# Task to carry out
Pictures do not belong in the copy; quote every entry below exactly.

# Records provided

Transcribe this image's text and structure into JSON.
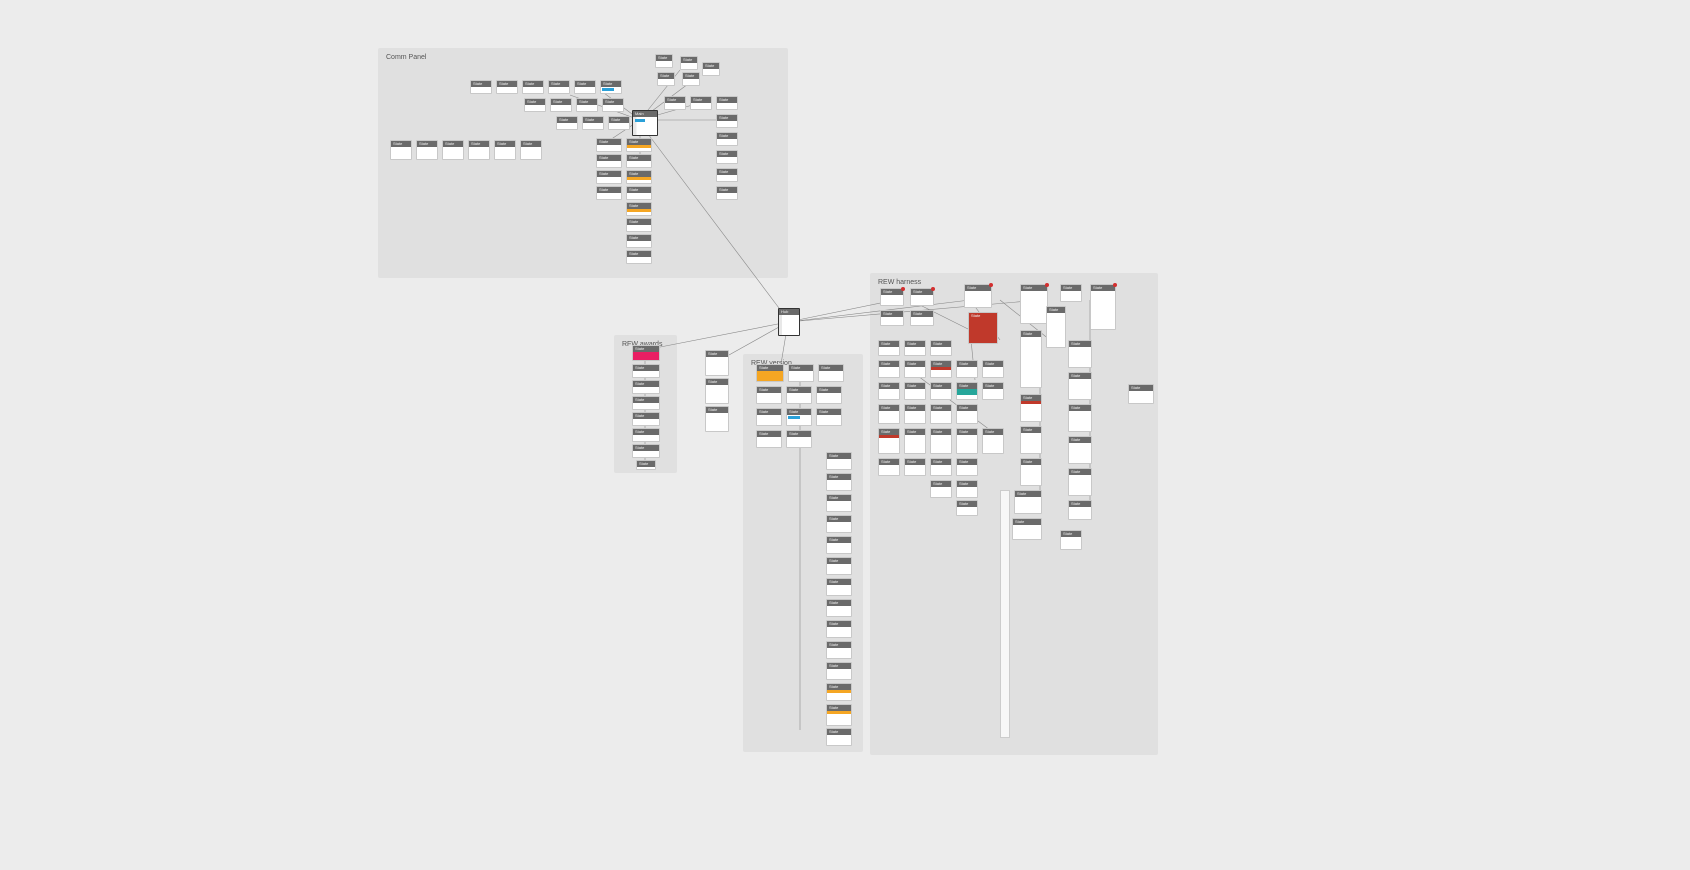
{
  "groups": {
    "comm": {
      "label": "Comm Panel"
    },
    "rewards": {
      "label": "RFW awards"
    },
    "version": {
      "label": "REW version"
    },
    "harness": {
      "label": "REW harness"
    }
  },
  "hub_main": {
    "title": "Main"
  },
  "hub_mid": {
    "title": "Hub"
  },
  "generic_title": "State",
  "colors": {
    "orange": "#f5a623",
    "pink": "#e91e63",
    "red": "#c0392b",
    "blue": "#2aa0d8",
    "teal": "#26a69a"
  }
}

# Task solution
Transcribe this image's text and structure into JSON.
{
  "groups": {
    "comm": {
      "label": "Comm Panel"
    },
    "rewards": {
      "label": "RFW awards"
    },
    "version": {
      "label": "REW version"
    },
    "harness": {
      "label": "REW harness"
    }
  },
  "hub_main": {
    "title": "Main"
  },
  "hub_mid": {
    "title": "Hub"
  },
  "generic_title": "State",
  "colors": {
    "orange": "#f5a623",
    "pink": "#e91e63",
    "red": "#c0392b",
    "blue": "#2aa0d8",
    "teal": "#26a69a"
  }
}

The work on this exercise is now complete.